Instruction – Find every line with the word "Baruwal". Copy those lines.

[Data entries]

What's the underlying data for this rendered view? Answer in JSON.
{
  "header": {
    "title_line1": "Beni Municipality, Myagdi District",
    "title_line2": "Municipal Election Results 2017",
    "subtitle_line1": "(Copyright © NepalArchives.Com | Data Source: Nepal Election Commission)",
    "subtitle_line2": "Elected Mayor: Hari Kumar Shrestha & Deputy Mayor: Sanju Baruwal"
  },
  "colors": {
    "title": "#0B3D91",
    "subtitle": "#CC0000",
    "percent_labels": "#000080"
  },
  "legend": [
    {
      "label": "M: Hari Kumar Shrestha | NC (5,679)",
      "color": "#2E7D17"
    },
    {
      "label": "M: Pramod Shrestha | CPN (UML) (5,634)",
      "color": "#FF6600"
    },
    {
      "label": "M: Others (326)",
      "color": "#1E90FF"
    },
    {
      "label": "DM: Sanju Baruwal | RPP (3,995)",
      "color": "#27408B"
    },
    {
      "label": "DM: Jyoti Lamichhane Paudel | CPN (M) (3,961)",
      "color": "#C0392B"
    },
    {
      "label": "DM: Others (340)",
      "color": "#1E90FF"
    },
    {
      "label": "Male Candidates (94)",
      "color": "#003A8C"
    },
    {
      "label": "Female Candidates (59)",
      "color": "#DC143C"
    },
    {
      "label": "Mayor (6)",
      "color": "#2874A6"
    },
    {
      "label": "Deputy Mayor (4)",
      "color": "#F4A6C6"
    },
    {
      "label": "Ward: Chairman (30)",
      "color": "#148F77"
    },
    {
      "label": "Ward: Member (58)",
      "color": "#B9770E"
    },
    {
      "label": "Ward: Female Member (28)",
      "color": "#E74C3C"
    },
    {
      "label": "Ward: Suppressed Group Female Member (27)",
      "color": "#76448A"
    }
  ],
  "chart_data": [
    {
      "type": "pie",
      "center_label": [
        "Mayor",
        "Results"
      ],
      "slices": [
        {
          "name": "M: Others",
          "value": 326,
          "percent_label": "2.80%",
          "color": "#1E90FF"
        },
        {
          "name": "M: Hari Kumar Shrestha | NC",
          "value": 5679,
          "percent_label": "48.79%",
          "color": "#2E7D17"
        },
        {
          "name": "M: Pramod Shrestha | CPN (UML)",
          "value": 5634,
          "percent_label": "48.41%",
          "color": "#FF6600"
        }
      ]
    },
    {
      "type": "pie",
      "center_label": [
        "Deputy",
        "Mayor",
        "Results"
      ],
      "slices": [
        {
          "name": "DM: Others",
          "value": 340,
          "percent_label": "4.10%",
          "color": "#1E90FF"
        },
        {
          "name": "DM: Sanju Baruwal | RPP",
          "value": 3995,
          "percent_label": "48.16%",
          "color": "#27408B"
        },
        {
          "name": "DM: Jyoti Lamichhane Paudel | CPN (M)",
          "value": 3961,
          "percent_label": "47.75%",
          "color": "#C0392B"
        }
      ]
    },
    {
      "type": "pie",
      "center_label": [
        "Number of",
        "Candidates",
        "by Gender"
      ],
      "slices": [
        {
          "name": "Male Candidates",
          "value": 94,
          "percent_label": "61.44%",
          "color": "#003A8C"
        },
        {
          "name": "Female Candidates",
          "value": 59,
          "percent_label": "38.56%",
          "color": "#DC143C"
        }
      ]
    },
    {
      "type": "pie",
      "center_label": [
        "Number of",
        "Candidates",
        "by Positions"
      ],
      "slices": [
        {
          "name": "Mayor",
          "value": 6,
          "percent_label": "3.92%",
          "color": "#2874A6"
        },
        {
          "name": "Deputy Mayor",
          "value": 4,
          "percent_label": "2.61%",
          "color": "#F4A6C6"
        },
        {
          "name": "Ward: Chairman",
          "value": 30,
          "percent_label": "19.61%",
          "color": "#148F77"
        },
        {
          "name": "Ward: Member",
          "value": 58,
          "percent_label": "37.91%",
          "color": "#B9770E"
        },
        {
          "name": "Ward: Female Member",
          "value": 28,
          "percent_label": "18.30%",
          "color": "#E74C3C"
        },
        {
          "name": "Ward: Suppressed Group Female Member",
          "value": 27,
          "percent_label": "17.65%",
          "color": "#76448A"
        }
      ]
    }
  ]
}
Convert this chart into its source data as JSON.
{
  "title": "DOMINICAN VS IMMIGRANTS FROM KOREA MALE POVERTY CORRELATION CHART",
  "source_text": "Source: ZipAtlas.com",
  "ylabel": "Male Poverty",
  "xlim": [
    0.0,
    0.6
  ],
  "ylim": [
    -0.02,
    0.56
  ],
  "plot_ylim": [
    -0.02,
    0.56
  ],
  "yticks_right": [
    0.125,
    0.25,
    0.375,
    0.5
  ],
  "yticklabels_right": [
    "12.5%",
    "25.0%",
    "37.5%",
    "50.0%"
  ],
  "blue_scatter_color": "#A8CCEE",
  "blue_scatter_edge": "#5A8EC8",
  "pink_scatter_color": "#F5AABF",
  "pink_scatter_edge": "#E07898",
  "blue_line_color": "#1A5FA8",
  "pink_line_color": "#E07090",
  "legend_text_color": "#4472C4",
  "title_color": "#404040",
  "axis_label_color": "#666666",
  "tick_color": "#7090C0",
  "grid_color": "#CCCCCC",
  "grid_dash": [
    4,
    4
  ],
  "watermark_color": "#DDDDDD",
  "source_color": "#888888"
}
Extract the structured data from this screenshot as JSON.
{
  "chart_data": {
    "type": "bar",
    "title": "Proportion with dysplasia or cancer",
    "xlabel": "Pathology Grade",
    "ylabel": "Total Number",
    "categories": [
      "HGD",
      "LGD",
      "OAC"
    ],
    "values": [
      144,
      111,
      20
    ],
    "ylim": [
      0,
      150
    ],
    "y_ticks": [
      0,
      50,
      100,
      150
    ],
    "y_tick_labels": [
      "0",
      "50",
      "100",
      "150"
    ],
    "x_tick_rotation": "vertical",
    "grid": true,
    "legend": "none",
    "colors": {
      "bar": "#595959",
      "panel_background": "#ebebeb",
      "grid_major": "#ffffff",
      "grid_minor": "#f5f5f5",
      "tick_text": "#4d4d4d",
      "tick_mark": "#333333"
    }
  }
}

Response for this exercise –
    "subtitle_line2": "Elected Mayor: Hari Kumar Shrestha & Deputy Mayor: Sanju Baruwal"
      "label": "DM: Sanju Baruwal | RPP (3,995)",
          "name": "DM: Sanju Baruwal | RPP",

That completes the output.